- **DESCRIPTION OF THE TASK**
Report each line of the records below that holds the word "bead".

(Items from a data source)
= Beginning of Section =

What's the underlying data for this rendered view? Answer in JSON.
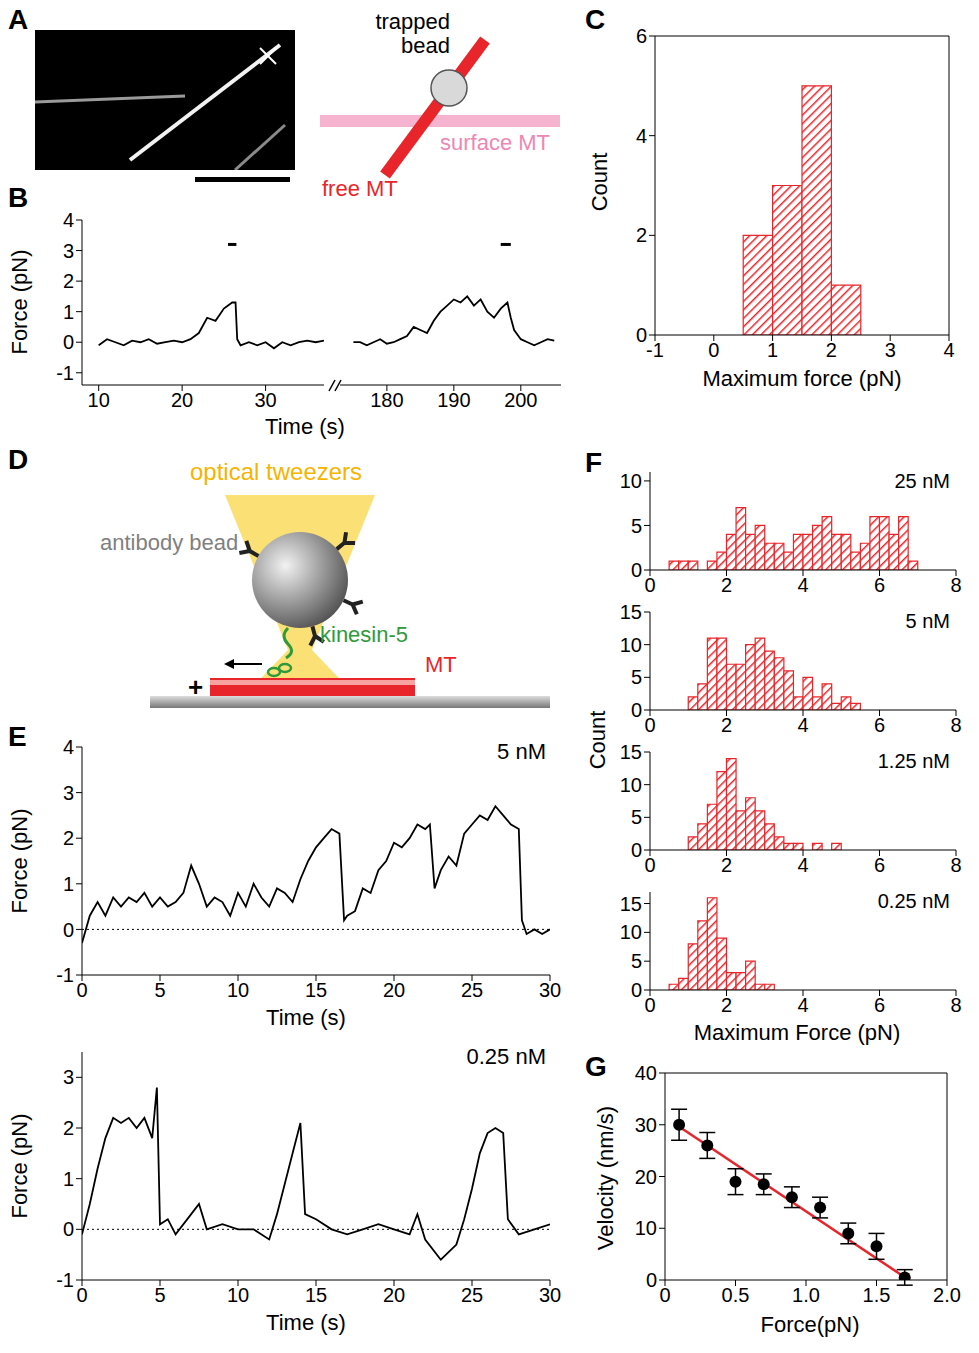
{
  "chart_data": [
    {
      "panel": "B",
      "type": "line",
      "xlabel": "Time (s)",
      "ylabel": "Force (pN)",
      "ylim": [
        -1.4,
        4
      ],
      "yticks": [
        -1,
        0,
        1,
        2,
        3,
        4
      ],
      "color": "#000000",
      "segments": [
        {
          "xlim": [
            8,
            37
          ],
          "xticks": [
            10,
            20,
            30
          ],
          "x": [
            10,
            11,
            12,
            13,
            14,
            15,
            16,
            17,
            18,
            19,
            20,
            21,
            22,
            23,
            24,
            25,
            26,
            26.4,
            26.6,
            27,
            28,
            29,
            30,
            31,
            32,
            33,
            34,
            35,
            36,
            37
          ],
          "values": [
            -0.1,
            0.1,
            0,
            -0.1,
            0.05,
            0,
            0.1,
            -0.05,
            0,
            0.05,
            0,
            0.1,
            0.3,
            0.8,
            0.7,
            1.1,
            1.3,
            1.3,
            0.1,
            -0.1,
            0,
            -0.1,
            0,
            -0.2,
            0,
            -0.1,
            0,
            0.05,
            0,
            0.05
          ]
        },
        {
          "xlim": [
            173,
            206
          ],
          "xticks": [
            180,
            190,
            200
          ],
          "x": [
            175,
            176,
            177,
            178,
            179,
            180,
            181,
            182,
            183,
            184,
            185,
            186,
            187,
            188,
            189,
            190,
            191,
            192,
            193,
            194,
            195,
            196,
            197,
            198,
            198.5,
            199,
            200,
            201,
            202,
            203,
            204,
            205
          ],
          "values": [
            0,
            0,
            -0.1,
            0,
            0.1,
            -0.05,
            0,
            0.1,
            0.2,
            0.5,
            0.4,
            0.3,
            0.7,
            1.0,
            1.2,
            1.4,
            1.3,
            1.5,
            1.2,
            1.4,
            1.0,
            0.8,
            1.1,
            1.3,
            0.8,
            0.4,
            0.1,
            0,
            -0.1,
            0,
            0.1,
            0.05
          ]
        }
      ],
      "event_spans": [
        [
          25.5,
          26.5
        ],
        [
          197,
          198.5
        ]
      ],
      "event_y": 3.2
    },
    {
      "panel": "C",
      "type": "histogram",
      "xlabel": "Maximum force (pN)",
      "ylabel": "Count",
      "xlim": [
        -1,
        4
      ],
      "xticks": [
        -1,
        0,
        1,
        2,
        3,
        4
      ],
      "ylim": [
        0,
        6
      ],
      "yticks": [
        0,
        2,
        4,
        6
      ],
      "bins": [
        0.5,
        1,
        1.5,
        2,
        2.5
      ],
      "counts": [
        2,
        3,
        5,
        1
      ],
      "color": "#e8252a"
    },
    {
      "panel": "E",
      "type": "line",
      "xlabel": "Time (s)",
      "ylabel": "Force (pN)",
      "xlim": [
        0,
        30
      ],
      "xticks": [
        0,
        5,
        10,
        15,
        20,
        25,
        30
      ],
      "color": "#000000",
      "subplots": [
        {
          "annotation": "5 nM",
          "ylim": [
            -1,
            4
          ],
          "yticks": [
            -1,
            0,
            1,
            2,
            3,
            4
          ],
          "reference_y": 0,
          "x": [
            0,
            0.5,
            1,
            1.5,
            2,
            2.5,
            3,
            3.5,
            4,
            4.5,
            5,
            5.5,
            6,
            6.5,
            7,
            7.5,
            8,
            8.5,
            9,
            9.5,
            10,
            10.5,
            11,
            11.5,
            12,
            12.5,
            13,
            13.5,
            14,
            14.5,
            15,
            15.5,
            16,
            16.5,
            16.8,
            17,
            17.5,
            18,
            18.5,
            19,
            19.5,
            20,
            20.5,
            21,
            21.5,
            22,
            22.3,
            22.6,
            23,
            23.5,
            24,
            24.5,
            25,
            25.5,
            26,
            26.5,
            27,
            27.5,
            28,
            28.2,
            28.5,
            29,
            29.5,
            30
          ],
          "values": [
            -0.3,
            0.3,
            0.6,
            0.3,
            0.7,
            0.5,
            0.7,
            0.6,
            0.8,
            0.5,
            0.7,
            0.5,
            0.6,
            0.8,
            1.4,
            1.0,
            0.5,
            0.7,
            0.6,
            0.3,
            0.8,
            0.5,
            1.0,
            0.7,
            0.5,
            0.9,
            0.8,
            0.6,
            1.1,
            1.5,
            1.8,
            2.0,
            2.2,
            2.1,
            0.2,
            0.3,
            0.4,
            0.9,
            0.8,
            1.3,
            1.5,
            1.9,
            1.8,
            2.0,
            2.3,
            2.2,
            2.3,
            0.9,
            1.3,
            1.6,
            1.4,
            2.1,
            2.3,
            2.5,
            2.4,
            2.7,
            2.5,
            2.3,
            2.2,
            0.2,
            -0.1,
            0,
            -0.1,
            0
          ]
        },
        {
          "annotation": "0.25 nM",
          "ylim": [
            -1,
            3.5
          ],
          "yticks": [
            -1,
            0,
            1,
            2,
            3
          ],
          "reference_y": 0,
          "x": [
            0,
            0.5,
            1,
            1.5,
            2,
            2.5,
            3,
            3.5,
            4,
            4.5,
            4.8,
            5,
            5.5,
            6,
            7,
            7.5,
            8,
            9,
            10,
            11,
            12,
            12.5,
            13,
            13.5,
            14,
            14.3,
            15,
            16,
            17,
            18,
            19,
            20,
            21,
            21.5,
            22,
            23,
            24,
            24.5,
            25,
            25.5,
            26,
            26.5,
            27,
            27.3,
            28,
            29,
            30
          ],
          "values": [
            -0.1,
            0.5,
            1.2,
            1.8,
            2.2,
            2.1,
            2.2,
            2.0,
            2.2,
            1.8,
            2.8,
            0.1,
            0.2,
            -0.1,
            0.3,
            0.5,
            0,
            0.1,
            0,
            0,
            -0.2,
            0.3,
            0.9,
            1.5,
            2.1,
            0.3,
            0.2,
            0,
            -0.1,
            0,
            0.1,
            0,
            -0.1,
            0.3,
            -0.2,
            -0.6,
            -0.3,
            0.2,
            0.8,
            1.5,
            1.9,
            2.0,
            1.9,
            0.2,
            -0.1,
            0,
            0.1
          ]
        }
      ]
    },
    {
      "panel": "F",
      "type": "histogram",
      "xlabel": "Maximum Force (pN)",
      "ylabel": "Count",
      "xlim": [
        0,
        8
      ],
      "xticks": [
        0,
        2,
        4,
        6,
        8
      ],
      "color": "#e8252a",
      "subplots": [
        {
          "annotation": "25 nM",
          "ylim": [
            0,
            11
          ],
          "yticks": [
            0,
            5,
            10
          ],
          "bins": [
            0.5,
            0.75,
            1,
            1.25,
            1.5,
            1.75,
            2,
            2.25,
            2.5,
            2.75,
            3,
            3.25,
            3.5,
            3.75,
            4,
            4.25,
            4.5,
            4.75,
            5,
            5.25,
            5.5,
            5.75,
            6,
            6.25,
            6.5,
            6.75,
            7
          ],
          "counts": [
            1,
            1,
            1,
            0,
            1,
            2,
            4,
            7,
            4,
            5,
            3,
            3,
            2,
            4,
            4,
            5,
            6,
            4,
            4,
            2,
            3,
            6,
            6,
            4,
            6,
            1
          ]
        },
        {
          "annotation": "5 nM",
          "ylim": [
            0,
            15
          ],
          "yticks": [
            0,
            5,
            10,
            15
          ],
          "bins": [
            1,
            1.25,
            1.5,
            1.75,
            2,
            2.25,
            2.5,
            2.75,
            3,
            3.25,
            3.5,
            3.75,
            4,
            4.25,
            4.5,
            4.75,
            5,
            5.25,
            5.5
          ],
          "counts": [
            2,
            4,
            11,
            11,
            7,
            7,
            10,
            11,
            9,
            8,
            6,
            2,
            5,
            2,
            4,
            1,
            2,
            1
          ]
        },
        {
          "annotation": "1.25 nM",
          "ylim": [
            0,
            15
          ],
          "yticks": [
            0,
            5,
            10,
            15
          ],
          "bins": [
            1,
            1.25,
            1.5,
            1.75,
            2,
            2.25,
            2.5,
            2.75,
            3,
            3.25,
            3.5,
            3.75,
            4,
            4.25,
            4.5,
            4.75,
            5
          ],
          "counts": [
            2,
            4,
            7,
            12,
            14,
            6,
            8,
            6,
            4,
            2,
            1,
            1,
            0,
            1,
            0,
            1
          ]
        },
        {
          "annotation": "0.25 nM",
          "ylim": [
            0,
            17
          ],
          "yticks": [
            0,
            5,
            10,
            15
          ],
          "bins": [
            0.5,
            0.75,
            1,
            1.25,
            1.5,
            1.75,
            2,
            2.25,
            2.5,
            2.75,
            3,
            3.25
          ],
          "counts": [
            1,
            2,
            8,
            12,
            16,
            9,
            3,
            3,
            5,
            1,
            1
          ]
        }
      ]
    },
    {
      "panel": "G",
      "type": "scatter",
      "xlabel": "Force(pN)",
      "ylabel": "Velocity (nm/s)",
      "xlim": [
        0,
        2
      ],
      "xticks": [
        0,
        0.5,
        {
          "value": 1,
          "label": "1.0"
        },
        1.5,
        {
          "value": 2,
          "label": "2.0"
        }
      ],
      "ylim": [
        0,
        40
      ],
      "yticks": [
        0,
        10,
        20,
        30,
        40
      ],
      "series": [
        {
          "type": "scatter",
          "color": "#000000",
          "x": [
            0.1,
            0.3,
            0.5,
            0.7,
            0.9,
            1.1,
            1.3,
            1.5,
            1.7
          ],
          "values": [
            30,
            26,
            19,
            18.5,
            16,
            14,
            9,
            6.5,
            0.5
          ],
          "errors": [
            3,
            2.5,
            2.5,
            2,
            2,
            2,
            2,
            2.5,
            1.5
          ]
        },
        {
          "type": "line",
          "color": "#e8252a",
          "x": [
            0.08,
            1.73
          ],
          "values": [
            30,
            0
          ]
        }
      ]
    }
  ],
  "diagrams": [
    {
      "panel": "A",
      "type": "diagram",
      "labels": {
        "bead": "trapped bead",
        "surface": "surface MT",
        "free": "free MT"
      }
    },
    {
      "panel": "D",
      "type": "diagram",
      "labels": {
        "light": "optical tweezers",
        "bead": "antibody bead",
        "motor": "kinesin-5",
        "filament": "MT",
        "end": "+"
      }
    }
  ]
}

= End of Section =

- **ANSWER TO THIS PROBLEM**
        "bead": "trapped bead",
        "bead": "antibody bead",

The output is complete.